··· Extract provided

If $$n(A)=10,n(B)=6$$ and $$(C)=5$$ for three disjoint sets $$A,B,C$$ then $$n(A\cup B\cup C)$$ equals

A
$$21$$

B
$$11$$

C
$$1$$

D
$$9$$

Solution

Since, $$A,B,C$$ are disjoint sets

$$\therefore n(A\cup B\cup C)=n(A)+n(B)+n(C)$$

$$=10+6+5=21$$
Question 2
1 / -0

The total number of subsets of {1, 2, 6, 7} are?

A
$$16$$

B
$$8$$

C
$$64$$

D
$$32$$

Solution

We have to find the total number of subsets of $$\{1,2,6,7\}$$.

We know that, for a set containing $$n$$ elements, the total number of subsets is $$2^n$$.

Consider $$\{1,2,6,7\}$$, wich has $$4$$ elements.

$$\therefore$$ here $$n=4$$

Hence total number of subsets is $$2^4=16$$.

Thus the total number of subsets of $$\{1,2,6,7\}$$ is $$16$$.
Question 3
1 / -0

If U = {1, 3, 5, 7, 9, 11, 13}, then which of the following are subsets of U.
B = {2, 4}
A = {0}
C = {1, 9, 5, 13}
D = {5, 11, 1}
E = {13, 7, 9, 11, 5, 3, 1}
F = {2, 3, 4, 5}

A
$$A$$ and $$B$$

B
$$C$$, $$D$$ and $$E$$

C
$$A$$ and $$D$$

D
only $$A$$

Solution

Given $$U=\{1,3,5,7,9,11,13\}, A=\{0\}, B=\{2,4\}, C=\{1,9,5,13\}, \\ D=\{5,11,1\}, E=\{13,7,9,11,5,3,1\}, F=\{2,3,4,5\}$$

Now we have to find the subsets of $$U$$

Consider $$A=\{0\}$$
Since $$0\notin U, A\nsubseteq U$$

Consider $$B=\{2,4\}$$
Since $$2,4\notin U, B\nsubseteq U$$

Consider $$C=\{1,9,5,13\}$$
Since $$1,9,5,13\in U, C\subset U$$

Consider $$D=\{5,11,1\}$$
Since $$5,11,1\in U, D\subset U$$

Consider $$E=\{13,7,9,11,5,3,1\}$$
Since $$13,7,9,11,5,3,1\in U, E\subseteq U$$

Consider $$F=\{2,3,4,5\}$$
Since $$2,3,4\notin U, F\nsubseteq U$$

Therefore $$C,D,E$$ are subsets of $$U$$.

······
··· Stored data

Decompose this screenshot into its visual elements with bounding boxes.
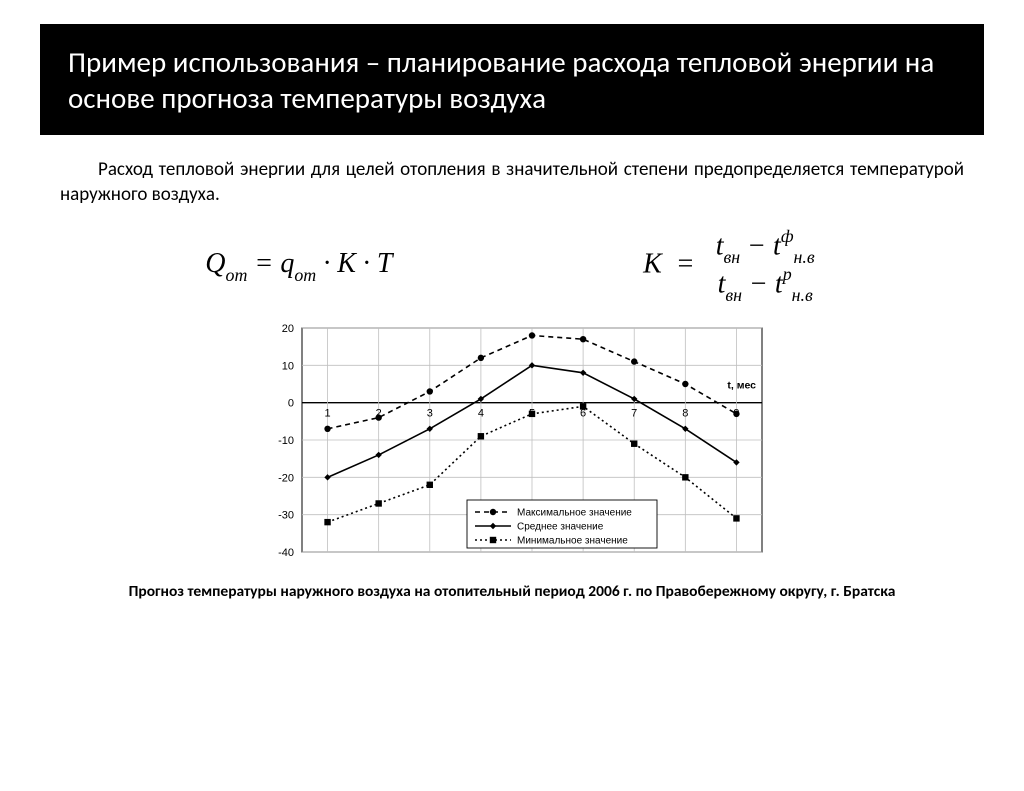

······

**Things to do:**
1. Translate this sentence from the set theory quiz into Spanish: "We know that, for a set containing $$n$$ elements, the total number of subsets is $$2^n$$."
2. Please reproduce the stretch of the set theory quiz from "We know that, for" through "subsets of U.".
3. In the set theory quiz, which sets does the solution to the third problem name as subsets of U?
This material has no connection to the set theory quiz.

**Exercise responses:**
1. Sabemos que, para un conjunto que contiene $$n$$ elementos, el número total de subconjuntos es $$2^n$$.

2.
We know that, for a set containing $$n$$ elements, the total number of subsets is $$2^n$$.

Consider $$\{1,2,6,7\}$$, wich has $$4$$ elements.

$$\therefore$$ here $$n=4$$

Hence total number of subsets is $$2^4=16$$.

Thus the total number of subsets of $$\{1,2,6,7\}$$ is $$16$$.
Question 3
1 / -0

If U = {1, 3, 5, 7, 9, 11, 13}, then which of the following are subsets of U.

3. C, D and E.